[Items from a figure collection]
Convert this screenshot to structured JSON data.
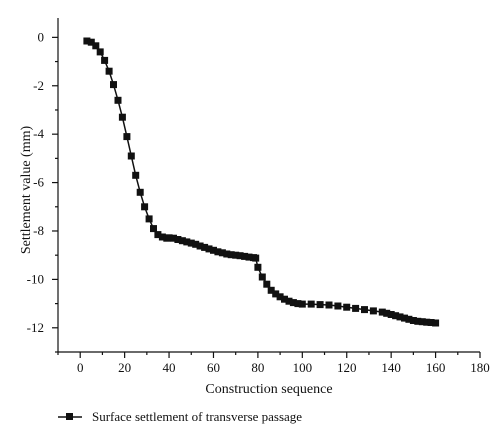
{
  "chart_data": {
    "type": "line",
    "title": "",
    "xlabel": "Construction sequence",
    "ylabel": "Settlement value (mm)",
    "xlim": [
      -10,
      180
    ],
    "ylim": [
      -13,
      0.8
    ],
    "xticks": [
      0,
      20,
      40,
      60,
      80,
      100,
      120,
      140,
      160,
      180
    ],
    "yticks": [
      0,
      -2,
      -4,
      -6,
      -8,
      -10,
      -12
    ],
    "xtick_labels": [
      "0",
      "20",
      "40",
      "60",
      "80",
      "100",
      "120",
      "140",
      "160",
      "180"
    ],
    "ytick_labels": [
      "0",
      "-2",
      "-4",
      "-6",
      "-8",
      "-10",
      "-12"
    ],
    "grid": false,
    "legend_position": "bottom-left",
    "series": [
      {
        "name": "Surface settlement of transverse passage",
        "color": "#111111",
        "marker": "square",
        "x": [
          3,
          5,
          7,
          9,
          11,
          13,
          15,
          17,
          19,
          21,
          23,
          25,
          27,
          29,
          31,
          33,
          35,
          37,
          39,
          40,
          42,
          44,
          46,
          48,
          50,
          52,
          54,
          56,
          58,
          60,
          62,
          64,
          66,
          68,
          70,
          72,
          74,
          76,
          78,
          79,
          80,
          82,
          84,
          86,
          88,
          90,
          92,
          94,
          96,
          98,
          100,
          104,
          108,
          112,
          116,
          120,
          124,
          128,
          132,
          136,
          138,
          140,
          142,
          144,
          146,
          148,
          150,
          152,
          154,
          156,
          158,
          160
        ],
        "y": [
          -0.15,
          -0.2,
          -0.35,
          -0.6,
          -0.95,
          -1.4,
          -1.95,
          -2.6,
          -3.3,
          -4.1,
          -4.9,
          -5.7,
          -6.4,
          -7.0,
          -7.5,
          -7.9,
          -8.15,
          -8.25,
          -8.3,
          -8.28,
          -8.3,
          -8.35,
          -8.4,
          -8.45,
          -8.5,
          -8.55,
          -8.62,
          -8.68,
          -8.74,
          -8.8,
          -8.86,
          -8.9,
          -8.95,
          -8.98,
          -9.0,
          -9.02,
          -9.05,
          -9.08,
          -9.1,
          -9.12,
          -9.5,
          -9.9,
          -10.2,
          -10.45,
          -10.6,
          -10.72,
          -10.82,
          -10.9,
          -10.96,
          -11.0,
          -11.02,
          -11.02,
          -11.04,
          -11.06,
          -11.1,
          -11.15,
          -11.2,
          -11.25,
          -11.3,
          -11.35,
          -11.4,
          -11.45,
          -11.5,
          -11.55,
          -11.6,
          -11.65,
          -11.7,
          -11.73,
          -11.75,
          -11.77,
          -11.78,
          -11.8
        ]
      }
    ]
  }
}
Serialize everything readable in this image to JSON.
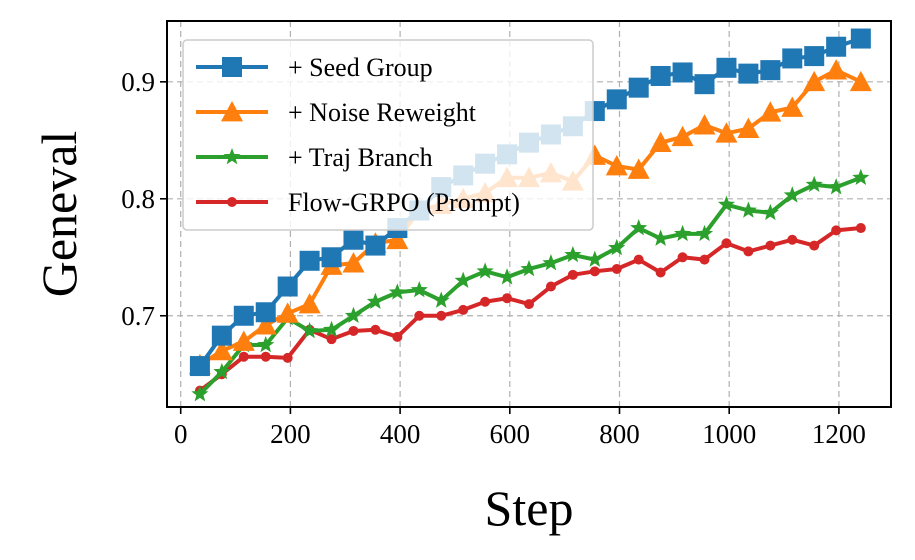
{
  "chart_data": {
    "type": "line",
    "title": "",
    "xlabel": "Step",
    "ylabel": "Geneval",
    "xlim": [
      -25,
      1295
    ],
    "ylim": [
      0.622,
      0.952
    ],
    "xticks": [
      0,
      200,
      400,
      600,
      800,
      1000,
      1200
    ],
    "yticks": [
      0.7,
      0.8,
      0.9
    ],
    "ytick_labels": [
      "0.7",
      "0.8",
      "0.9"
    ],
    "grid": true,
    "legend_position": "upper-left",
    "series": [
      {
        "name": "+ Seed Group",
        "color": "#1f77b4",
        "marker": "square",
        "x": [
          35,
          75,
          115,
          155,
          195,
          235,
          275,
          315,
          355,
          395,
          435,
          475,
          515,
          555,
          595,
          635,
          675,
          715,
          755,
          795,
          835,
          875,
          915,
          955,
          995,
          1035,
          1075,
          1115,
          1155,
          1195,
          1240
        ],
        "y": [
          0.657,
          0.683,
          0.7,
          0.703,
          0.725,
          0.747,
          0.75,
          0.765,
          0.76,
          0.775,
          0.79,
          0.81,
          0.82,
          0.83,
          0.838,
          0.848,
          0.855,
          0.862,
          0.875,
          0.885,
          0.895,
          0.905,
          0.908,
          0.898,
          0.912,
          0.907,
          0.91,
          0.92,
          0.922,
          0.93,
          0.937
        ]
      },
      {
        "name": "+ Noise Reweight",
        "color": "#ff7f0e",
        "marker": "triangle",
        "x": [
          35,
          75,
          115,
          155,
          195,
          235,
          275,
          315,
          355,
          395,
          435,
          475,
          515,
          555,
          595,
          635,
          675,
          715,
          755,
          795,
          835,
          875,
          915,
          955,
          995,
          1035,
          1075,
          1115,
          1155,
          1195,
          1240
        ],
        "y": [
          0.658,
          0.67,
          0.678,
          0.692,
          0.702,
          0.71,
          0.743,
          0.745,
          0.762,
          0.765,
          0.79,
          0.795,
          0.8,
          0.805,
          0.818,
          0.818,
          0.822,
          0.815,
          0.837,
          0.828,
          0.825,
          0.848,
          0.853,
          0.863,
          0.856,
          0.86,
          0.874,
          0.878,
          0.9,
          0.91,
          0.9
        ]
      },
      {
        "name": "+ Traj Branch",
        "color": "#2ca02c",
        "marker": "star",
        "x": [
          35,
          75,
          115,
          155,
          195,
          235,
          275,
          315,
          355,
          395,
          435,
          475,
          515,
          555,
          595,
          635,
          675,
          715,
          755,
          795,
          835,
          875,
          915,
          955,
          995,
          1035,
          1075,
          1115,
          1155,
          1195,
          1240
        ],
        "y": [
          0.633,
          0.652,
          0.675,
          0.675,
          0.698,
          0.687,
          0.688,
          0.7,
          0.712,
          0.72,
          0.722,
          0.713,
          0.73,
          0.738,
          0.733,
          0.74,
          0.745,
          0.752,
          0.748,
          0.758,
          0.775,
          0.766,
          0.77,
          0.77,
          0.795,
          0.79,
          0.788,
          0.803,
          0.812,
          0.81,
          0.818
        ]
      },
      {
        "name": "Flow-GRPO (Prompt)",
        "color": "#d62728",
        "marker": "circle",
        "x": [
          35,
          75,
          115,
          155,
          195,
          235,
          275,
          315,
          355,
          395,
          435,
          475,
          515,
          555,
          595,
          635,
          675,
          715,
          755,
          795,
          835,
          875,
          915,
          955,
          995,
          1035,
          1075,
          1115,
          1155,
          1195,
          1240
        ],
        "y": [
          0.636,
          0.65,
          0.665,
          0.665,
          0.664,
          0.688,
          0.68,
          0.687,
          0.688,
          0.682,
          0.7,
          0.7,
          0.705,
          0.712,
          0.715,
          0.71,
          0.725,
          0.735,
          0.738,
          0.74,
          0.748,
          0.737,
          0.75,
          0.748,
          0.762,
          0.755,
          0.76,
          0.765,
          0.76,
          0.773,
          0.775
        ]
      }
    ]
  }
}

* [Problem] Every record must be copied exactly, with images dropped from the result.

* [Reply]
Convert this screenshot to structured JSON data.
{
  "chart_data": {
    "type": "line",
    "title": "",
    "xlabel": "Construction sequence",
    "ylabel": "Settlement value (mm)",
    "xlim": [
      -10,
      180
    ],
    "ylim": [
      -13,
      0.8
    ],
    "xticks": [
      0,
      20,
      40,
      60,
      80,
      100,
      120,
      140,
      160,
      180
    ],
    "yticks": [
      0,
      -2,
      -4,
      -6,
      -8,
      -10,
      -12
    ],
    "xtick_labels": [
      "0",
      "20",
      "40",
      "60",
      "80",
      "100",
      "120",
      "140",
      "160",
      "180"
    ],
    "ytick_labels": [
      "0",
      "-2",
      "-4",
      "-6",
      "-8",
      "-10",
      "-12"
    ],
    "grid": false,
    "legend_position": "bottom-left",
    "series": [
      {
        "name": "Surface settlement of transverse passage",
        "color": "#111111",
        "marker": "square",
        "x": [
          3,
          5,
          7,
          9,
          11,
          13,
          15,
          17,
          19,
          21,
          23,
          25,
          27,
          29,
          31,
          33,
          35,
          37,
          39,
          40,
          42,
          44,
          46,
          48,
          50,
          52,
          54,
          56,
          58,
          60,
          62,
          64,
          66,
          68,
          70,
          72,
          74,
          76,
          78,
          79,
          80,
          82,
          84,
          86,
          88,
          90,
          92,
          94,
          96,
          98,
          100,
          104,
          108,
          112,
          116,
          120,
          124,
          128,
          132,
          136,
          138,
          140,
          142,
          144,
          146,
          148,
          150,
          152,
          154,
          156,
          158,
          160
        ],
        "y": [
          -0.15,
          -0.2,
          -0.35,
          -0.6,
          -0.95,
          -1.4,
          -1.95,
          -2.6,
          -3.3,
          -4.1,
          -4.9,
          -5.7,
          -6.4,
          -7.0,
          -7.5,
          -7.9,
          -8.15,
          -8.25,
          -8.3,
          -8.28,
          -8.3,
          -8.35,
          -8.4,
          -8.45,
          -8.5,
          -8.55,
          -8.62,
          -8.68,
          -8.74,
          -8.8,
          -8.86,
          -8.9,
          -8.95,
          -8.98,
          -9.0,
          -9.02,
          -9.05,
          -9.08,
          -9.1,
          -9.12,
          -9.5,
          -9.9,
          -10.2,
          -10.45,
          -10.6,
          -10.72,
          -10.82,
          -10.9,
          -10.96,
          -11.0,
          -11.02,
          -11.02,
          -11.04,
          -11.06,
          -11.1,
          -11.15,
          -11.2,
          -11.25,
          -11.3,
          -11.35,
          -11.4,
          -11.45,
          -11.5,
          -11.55,
          -11.6,
          -11.65,
          -11.7,
          -11.73,
          -11.75,
          -11.77,
          -11.78,
          -11.8
        ]
      }
    ]
  }
}
Serialize everything readable in this image to JSON.
{
  "chart_data": {
    "type": "line",
    "title": "",
    "xlabel": "Step",
    "ylabel": "Geneval",
    "xlim": [
      -25,
      1295
    ],
    "ylim": [
      0.622,
      0.952
    ],
    "xticks": [
      0,
      200,
      400,
      600,
      800,
      1000,
      1200
    ],
    "yticks": [
      0.7,
      0.8,
      0.9
    ],
    "ytick_labels": [
      "0.7",
      "0.8",
      "0.9"
    ],
    "grid": true,
    "legend_position": "upper-left",
    "series": [
      {
        "name": "+ Seed Group",
        "color": "#1f77b4",
        "marker": "square",
        "x": [
          35,
          75,
          115,
          155,
          195,
          235,
          275,
          315,
          355,
          395,
          435,
          475,
          515,
          555,
          595,
          635,
          675,
          715,
          755,
          795,
          835,
          875,
          915,
          955,
          995,
          1035,
          1075,
          1115,
          1155,
          1195,
          1240
        ],
        "y": [
          0.657,
          0.683,
          0.7,
          0.703,
          0.725,
          0.747,
          0.75,
          0.765,
          0.76,
          0.775,
          0.79,
          0.81,
          0.82,
          0.83,
          0.838,
          0.848,
          0.855,
          0.862,
          0.875,
          0.885,
          0.895,
          0.905,
          0.908,
          0.898,
          0.912,
          0.907,
          0.91,
          0.92,
          0.922,
          0.93,
          0.937
        ]
      },
      {
        "name": "+ Noise Reweight",
        "color": "#ff7f0e",
        "marker": "triangle",
        "x": [
          35,
          75,
          115,
          155,
          195,
          235,
          275,
          315,
          355,
          395,
          435,
          475,
          515,
          555,
          595,
          635,
          675,
          715,
          755,
          795,
          835,
          875,
          915,
          955,
          995,
          1035,
          1075,
          1115,
          1155,
          1195,
          1240
        ],
        "y": [
          0.658,
          0.67,
          0.678,
          0.692,
          0.702,
          0.71,
          0.743,
          0.745,
          0.762,
          0.765,
          0.79,
          0.795,
          0.8,
          0.805,
          0.818,
          0.818,
          0.822,
          0.815,
          0.837,
          0.828,
          0.825,
          0.848,
          0.853,
          0.863,
          0.856,
          0.86,
          0.874,
          0.878,
          0.9,
          0.91,
          0.9
        ]
      },
      {
        "name": "+ Traj Branch",
        "color": "#2ca02c",
        "marker": "star",
        "x": [
          35,
          75,
          115,
          155,
          195,
          235,
          275,
          315,
          355,
          395,
          435,
          475,
          515,
          555,
          595,
          635,
          675,
          715,
          755,
          795,
          835,
          875,
          915,
          955,
          995,
          1035,
          1075,
          1115,
          1155,
          1195,
          1240
        ],
        "y": [
          0.633,
          0.652,
          0.675,
          0.675,
          0.698,
          0.687,
          0.688,
          0.7,
          0.712,
          0.72,
          0.722,
          0.713,
          0.73,
          0.738,
          0.733,
          0.74,
          0.745,
          0.752,
          0.748,
          0.758,
          0.775,
          0.766,
          0.77,
          0.77,
          0.795,
          0.79,
          0.788,
          0.803,
          0.812,
          0.81,
          0.818
        ]
      },
      {
        "name": "Flow-GRPO (Prompt)",
        "color": "#d62728",
        "marker": "circle",
        "x": [
          35,
          75,
          115,
          155,
          195,
          235,
          275,
          315,
          355,
          395,
          435,
          475,
          515,
          555,
          595,
          635,
          675,
          715,
          755,
          795,
          835,
          875,
          915,
          955,
          995,
          1035,
          1075,
          1115,
          1155,
          1195,
          1240
        ],
        "y": [
          0.636,
          0.65,
          0.665,
          0.665,
          0.664,
          0.688,
          0.68,
          0.687,
          0.688,
          0.682,
          0.7,
          0.7,
          0.705,
          0.712,
          0.715,
          0.71,
          0.725,
          0.735,
          0.738,
          0.74,
          0.748,
          0.737,
          0.75,
          0.748,
          0.762,
          0.755,
          0.76,
          0.765,
          0.76,
          0.773,
          0.775
        ]
      }
    ]
  }
}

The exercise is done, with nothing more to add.